Source material Block Start

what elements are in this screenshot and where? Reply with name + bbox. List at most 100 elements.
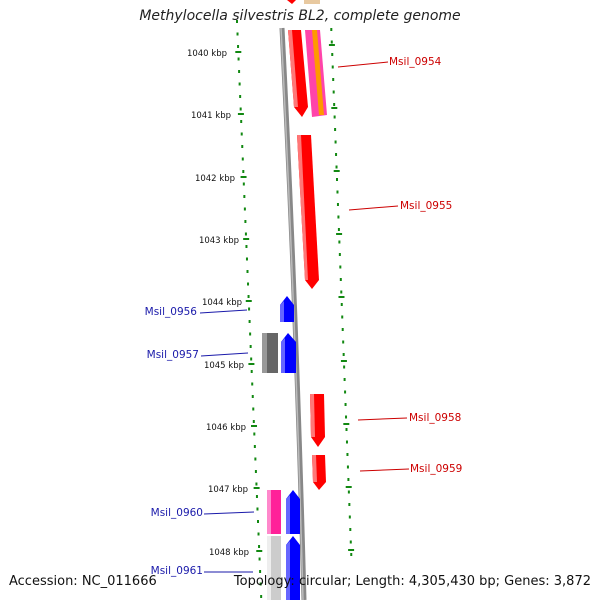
ruler-dot [338, 253, 341, 256]
gene-label-msil-0955[interactable]: Msil_0955 [400, 200, 452, 212]
ruler-major-tick [256, 550, 263, 552]
partial-feature-red [287, 0, 296, 4]
tick-label: 1044 kbp [202, 298, 242, 308]
gene-label-msil-0960[interactable]: Msil_0960 [151, 507, 203, 519]
ruler-dot [240, 120, 243, 123]
feature-light-grey [267, 536, 281, 600]
ruler-major-tick [336, 233, 343, 235]
feature-orange [305, 30, 327, 117]
ruler-dot [255, 495, 258, 498]
genome-summary-text: Topology: circular; Length: 4,305,430 bp… [233, 574, 591, 589]
tick-label: 1047 kbp [208, 485, 248, 495]
ruler-dot [341, 315, 344, 319]
ruler-dot [256, 507, 259, 511]
gene-msil-0960[interactable] [286, 490, 300, 534]
tick-label: 1042 kbp [195, 174, 235, 184]
ruler-dot [348, 503, 351, 506]
ruler-lines [235, 20, 355, 598]
ruler-major-tick [343, 423, 350, 425]
ruler-dot [334, 140, 337, 144]
ruler-dot [251, 395, 254, 398]
ruler-dot [255, 482, 258, 486]
ruler-dot [249, 332, 252, 336]
ruler-dot [336, 190, 339, 194]
ruler-dot [244, 220, 247, 223]
ruler-major-tick [235, 51, 242, 53]
ruler-dot [252, 420, 255, 423]
accession-text: Accession: NC_011666 [9, 574, 157, 589]
ruler-dot [340, 303, 343, 306]
ruler-dot [254, 457, 257, 461]
gene-label-msil-0961[interactable]: Msil_0961 [151, 565, 203, 577]
ruler-dot [237, 57, 240, 61]
tick-label: 1046 kbp [206, 423, 246, 433]
ruler-dot [330, 28, 333, 31]
gene-msil-0958[interactable] [310, 394, 325, 447]
ruler-dot [257, 520, 259, 523]
ruler-dot [333, 103, 336, 106]
ruler-major-tick [328, 44, 335, 46]
tick-labels: 1040 kbp 1041 kbp 1042 kbp 1043 kbp 1044… [187, 49, 249, 558]
ruler-dot [340, 290, 343, 294]
gene-labels: Msil_0954 Msil_0955 Msil_0956 Msil_0957 … [145, 56, 463, 577]
ruler-dot [347, 478, 350, 481]
ruler-dot [238, 70, 241, 73]
ruler-dot [337, 215, 340, 219]
ruler-dot [242, 182, 245, 186]
ruler-dot [331, 65, 334, 69]
ruler-dot [246, 270, 249, 273]
ruler-major-tick [338, 296, 345, 298]
gene-label-msil-0958[interactable]: Msil_0958 [409, 412, 461, 424]
ruler-major-tick [243, 238, 250, 240]
ruler-dot [258, 557, 261, 561]
ruler-dot [346, 465, 349, 469]
ruler-dot [349, 528, 352, 531]
ruler-dot [248, 307, 251, 311]
gene-label-msil-0957[interactable]: Msil_0957 [147, 349, 199, 361]
gene-label-msil-0956[interactable]: Msil_0956 [145, 306, 198, 318]
gene-msil-0955[interactable] [297, 135, 319, 289]
ruler-major-tick [348, 549, 355, 551]
tick-label: 1045 kbp [204, 361, 244, 371]
ruler-dot [236, 20, 238, 23]
gene-label-msil-0959[interactable]: Msil_0959 [410, 463, 462, 475]
ruler-dot [243, 195, 246, 198]
ruler-dot [252, 407, 255, 411]
ruler-dot [249, 345, 252, 348]
ruler-dot [332, 78, 335, 81]
ruler-dot [346, 453, 349, 456]
ruler-dot [339, 278, 342, 281]
tick-label: 1040 kbp [187, 49, 227, 59]
ruler-dot [240, 132, 243, 136]
gene-label-msil-0954[interactable]: Msil_0954 [389, 56, 442, 68]
ruler-major-tick [245, 300, 252, 302]
ruler-dot [238, 82, 241, 86]
ruler-major-tick [331, 107, 338, 109]
ruler-dot [330, 40, 333, 44]
ruler-dot [338, 240, 341, 244]
gene-msil-0961[interactable] [286, 536, 300, 600]
ruler-dot [259, 570, 262, 573]
ruler-dot [239, 107, 242, 111]
ruler-dot [337, 228, 340, 231]
ruler-major-tick [240, 176, 247, 178]
ruler-dot [253, 445, 256, 448]
ruler-dot [342, 340, 345, 344]
gene-msil-0956[interactable] [280, 296, 294, 322]
gene-msil-0959[interactable] [312, 455, 326, 490]
ruler-dot [336, 178, 339, 181]
ruler-dot [258, 545, 261, 548]
ruler-dot [241, 145, 244, 148]
ruler-dot [345, 428, 348, 431]
gene-msil-0954[interactable] [288, 30, 308, 117]
ruler-dot [245, 257, 248, 261]
ruler-dot [347, 490, 350, 494]
tick-label: 1043 kbp [199, 236, 239, 246]
ruler-dot [236, 32, 239, 36]
ruler-dot [260, 595, 263, 598]
ruler-dot [335, 153, 338, 156]
gene-msil-0957[interactable] [281, 333, 296, 373]
ruler-dot [335, 165, 338, 169]
genome-backbone [279, 27, 307, 600]
ruler-dot [332, 90, 335, 94]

Source material Block End

■ **What the exercise asks**:
Word for word, repeat the lines of data above, omitting every picture.

■ **Reply to the task**:
what elements are in this screenshot and where? Reply with name + bbox. List at most 100 elements.
ruler-dot [338, 253, 341, 256]
gene-label-msil-0955[interactable]: Msil_0955 [400, 200, 452, 212]
ruler-major-tick [256, 550, 263, 552]
partial-feature-red [287, 0, 296, 4]
tick-label: 1044 kbp [202, 298, 242, 308]
gene-label-msil-0960[interactable]: Msil_0960 [151, 507, 203, 519]
ruler-dot [240, 120, 243, 123]
feature-light-grey [267, 536, 281, 600]
ruler-major-tick [336, 233, 343, 235]
feature-orange [305, 30, 327, 117]
ruler-dot [255, 495, 258, 498]
genome-summary-text: Topology: circular; Length: 4,305,430 bp… [233, 574, 591, 589]
tick-label: 1047 kbp [208, 485, 248, 495]
ruler-dot [341, 315, 344, 319]
ruler-dot [256, 507, 259, 511]
gene-msil-0960[interactable] [286, 490, 300, 534]
tick-label: 1042 kbp [195, 174, 235, 184]
ruler-dot [348, 503, 351, 506]
ruler-lines [235, 20, 355, 598]
ruler-major-tick [343, 423, 350, 425]
ruler-dot [334, 140, 337, 144]
ruler-dot [251, 395, 254, 398]
ruler-dot [255, 482, 258, 486]
ruler-dot [249, 332, 252, 336]
ruler-dot [336, 190, 339, 194]
ruler-dot [244, 220, 247, 223]
ruler-major-tick [235, 51, 242, 53]
ruler-dot [252, 420, 255, 423]
accession-text: Accession: NC_011666 [9, 574, 157, 589]
ruler-dot [340, 303, 343, 306]
ruler-dot [254, 457, 257, 461]
gene-label-msil-0961[interactable]: Msil_0961 [151, 565, 203, 577]
ruler-dot [237, 57, 240, 61]
tick-label: 1046 kbp [206, 423, 246, 433]
ruler-dot [330, 28, 333, 31]
gene-msil-0958[interactable] [310, 394, 325, 447]
ruler-dot [257, 520, 259, 523]
ruler-dot [333, 103, 336, 106]
ruler-major-tick [328, 44, 335, 46]
tick-labels: 1040 kbp 1041 kbp 1042 kbp 1043 kbp 1044… [187, 49, 249, 558]
ruler-dot [340, 290, 343, 294]
gene-labels: Msil_0954 Msil_0955 Msil_0956 Msil_0957 … [145, 56, 463, 577]
ruler-dot [347, 478, 350, 481]
ruler-dot [238, 70, 241, 73]
ruler-dot [337, 215, 340, 219]
ruler-dot [242, 182, 245, 186]
ruler-dot [331, 65, 334, 69]
ruler-dot [246, 270, 249, 273]
ruler-major-tick [338, 296, 345, 298]
gene-label-msil-0958[interactable]: Msil_0958 [409, 412, 461, 424]
ruler-major-tick [243, 238, 250, 240]
ruler-dot [258, 557, 261, 561]
ruler-dot [346, 465, 349, 469]
ruler-dot [349, 528, 352, 531]
ruler-dot [248, 307, 251, 311]
gene-label-msil-0957[interactable]: Msil_0957 [147, 349, 199, 361]
gene-label-msil-0956[interactable]: Msil_0956 [145, 306, 198, 318]
gene-msil-0955[interactable] [297, 135, 319, 289]
ruler-major-tick [348, 549, 355, 551]
tick-label: 1045 kbp [204, 361, 244, 371]
ruler-dot [236, 20, 238, 23]
gene-label-msil-0959[interactable]: Msil_0959 [410, 463, 462, 475]
ruler-dot [243, 195, 246, 198]
ruler-dot [252, 407, 255, 411]
ruler-dot [249, 345, 252, 348]
ruler-dot [332, 78, 335, 81]
ruler-dot [346, 453, 349, 456]
ruler-dot [339, 278, 342, 281]
tick-label: 1040 kbp [187, 49, 227, 59]
ruler-dot [240, 132, 243, 136]
gene-label-msil-0954[interactable]: Msil_0954 [389, 56, 442, 68]
ruler-major-tick [245, 300, 252, 302]
ruler-dot [238, 82, 241, 86]
ruler-major-tick [331, 107, 338, 109]
ruler-dot [330, 40, 333, 44]
ruler-dot [338, 240, 341, 244]
gene-msil-0961[interactable] [286, 536, 300, 600]
ruler-dot [259, 570, 262, 573]
ruler-dot [239, 107, 242, 111]
ruler-dot [337, 228, 340, 231]
ruler-major-tick [240, 176, 247, 178]
ruler-dot [253, 445, 256, 448]
ruler-dot [342, 340, 345, 344]
gene-msil-0956[interactable] [280, 296, 294, 322]
gene-msil-0959[interactable] [312, 455, 326, 490]
ruler-dot [336, 178, 339, 181]
ruler-dot [258, 545, 261, 548]
ruler-dot [241, 145, 244, 148]
ruler-dot [345, 428, 348, 431]
gene-msil-0954[interactable] [288, 30, 308, 117]
ruler-dot [245, 257, 248, 261]
ruler-dot [347, 490, 350, 494]
tick-label: 1043 kbp [199, 236, 239, 246]
ruler-dot [236, 32, 239, 36]
ruler-dot [260, 595, 263, 598]
ruler-dot [335, 153, 338, 156]
gene-msil-0957[interactable] [281, 333, 296, 373]
ruler-dot [335, 165, 338, 169]
genome-backbone [279, 27, 307, 600]
ruler-dot [332, 90, 335, 94]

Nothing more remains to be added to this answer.